**Exercise prompt:**
Reproduce the full listing below unchanged, apart from the pictures.

**Material provided:**

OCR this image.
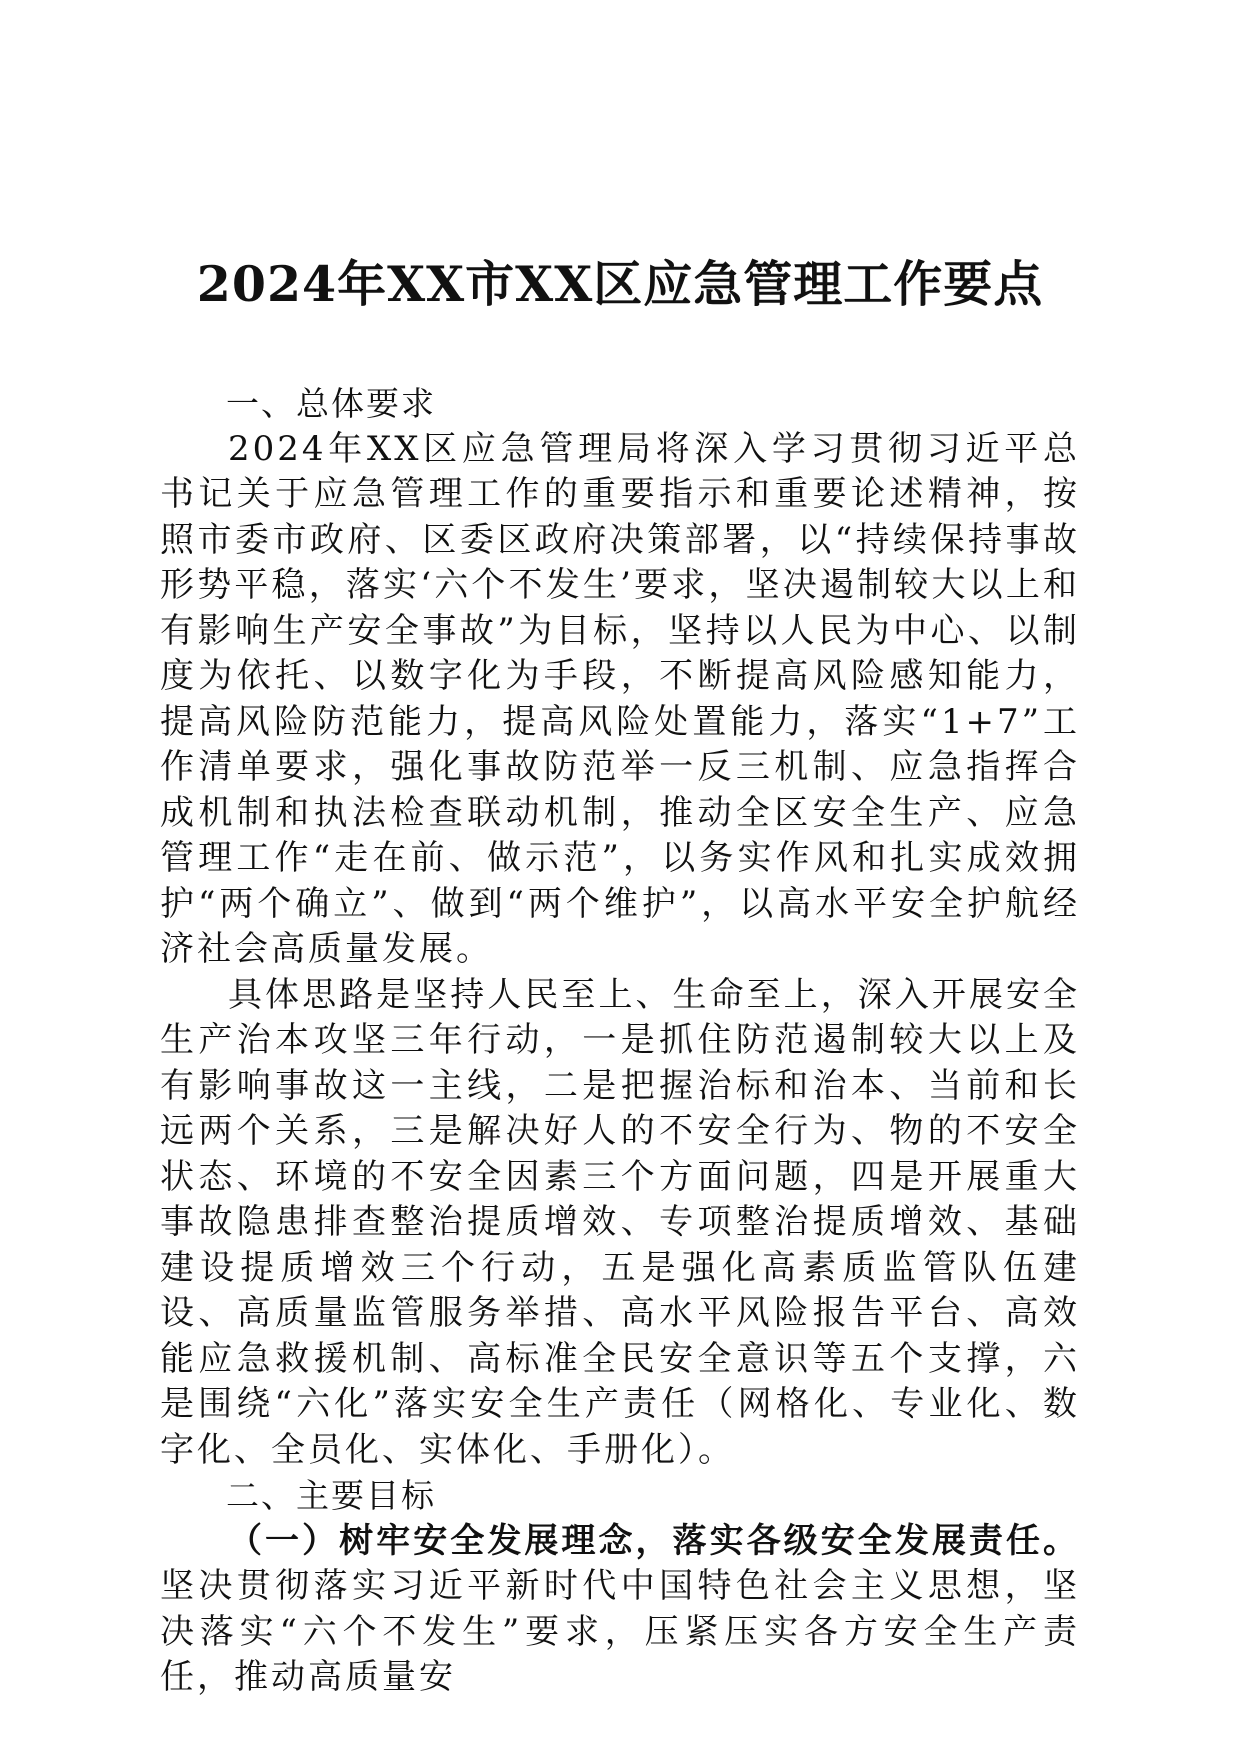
2024年XX市XX区应急管理工作要点

一、总体要求

2024年XX区应急管理局将深入学习贯彻习近平总书记关于应急管理工作的重要指示和重要论述精神，按照市委市政府、区委区政府决策部署，以“持续保持事故形势平稳，落实‘六个不发生’要求，坚决遏制较大以上和有影响生产安全事故”为目标，坚持以人民为中心、以制度为依托、以数字化为手段，不断提高风险感知能力，提高风险防范能力，提高风险处置能力，落实“1+7”工作清单要求，强化事故防范举一反三机制、应急指挥合成机制和执法检查联动机制，推动全区安全生产、应急管理工作“走在前、做示范”，以务实作风和扎实成效拥护“两个确立”、做到“两个维护”，以高水平安全护航经济社会高质量发展。

具体思路是坚持人民至上、生命至上，深入开展安全生产治本攻坚三年行动，一是抓住防范遏制较大以上及有影响事故这一主线，二是把握治标和治本、当前和长远两个关系，三是解决好人的不安全行为、物的不安全状态、环境的不安全因素三个方面问题，四是开展重大事故隐患排查整治提质增效、专项整治提质增效、基础建设提质增效三个行动，五是强化高素质监管队伍建设、高质量监管服务举措、高水平风险报告平台、高效能应急救援机制、高标准全民安全意识等五个支撑，六是围绕“六化”落实安全生产责任（网格化、专业化、数字化、全员化、实体化、手册化）。

二、主要目标

（一）树牢安全发展理念，落实各级安全发展责任。坚决贯彻落实习近平新时代中国特色社会主义思想，坚决落实“六个不发生”要求，压紧压实各方安全生产责任，推动高质量安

**Task solution:**
OCR this image.
2024年XX市XX区应急管理工作要点

一、总体要求

2024年XX区应急管理局将深入学习贯彻习近平总书记关于应急管理工作的重要指示和重要论述精神，按照市委市政府、区委区政府决策部署，以“持续保持事故形势平稳，落实‘六个不发生’要求，坚决遏制较大以上和有影响生产安全事故”为目标，坚持以人民为中心、以制度为依托、以数字化为手段，不断提高风险感知能力，提高风险防范能力，提高风险处置能力，落实“1+7”工作清单要求，强化事故防范举一反三机制、应急指挥合成机制和执法检查联动机制，推动全区安全生产、应急管理工作“走在前、做示范”，以务实作风和扎实成效拥护“两个确立”、做到“两个维护”，以高水平安全护航经济社会高质量发展。

具体思路是坚持人民至上、生命至上，深入开展安全生产治本攻坚三年行动，一是抓住防范遏制较大以上及有影响事故这一主线，二是把握治标和治本、当前和长远两个关系，三是解决好人的不安全行为、物的不安全状态、环境的不安全因素三个方面问题，四是开展重大事故隐患排查整治提质增效、专项整治提质增效、基础建设提质增效三个行动，五是强化高素质监管队伍建设、高质量监管服务举措、高水平风险报告平台、高效能应急救援机制、高标准全民安全意识等五个支撑，六是围绕“六化”落实安全生产责任（网格化、专业化、数字化、全员化、实体化、手册化）。

二、主要目标

（一）树牢安全发展理念，落实各级安全发展责任。坚决贯彻落实习近平新时代中国特色社会主义思想，坚决落实“六个不发生”要求，压紧压实各方安全生产责任，推动高质量安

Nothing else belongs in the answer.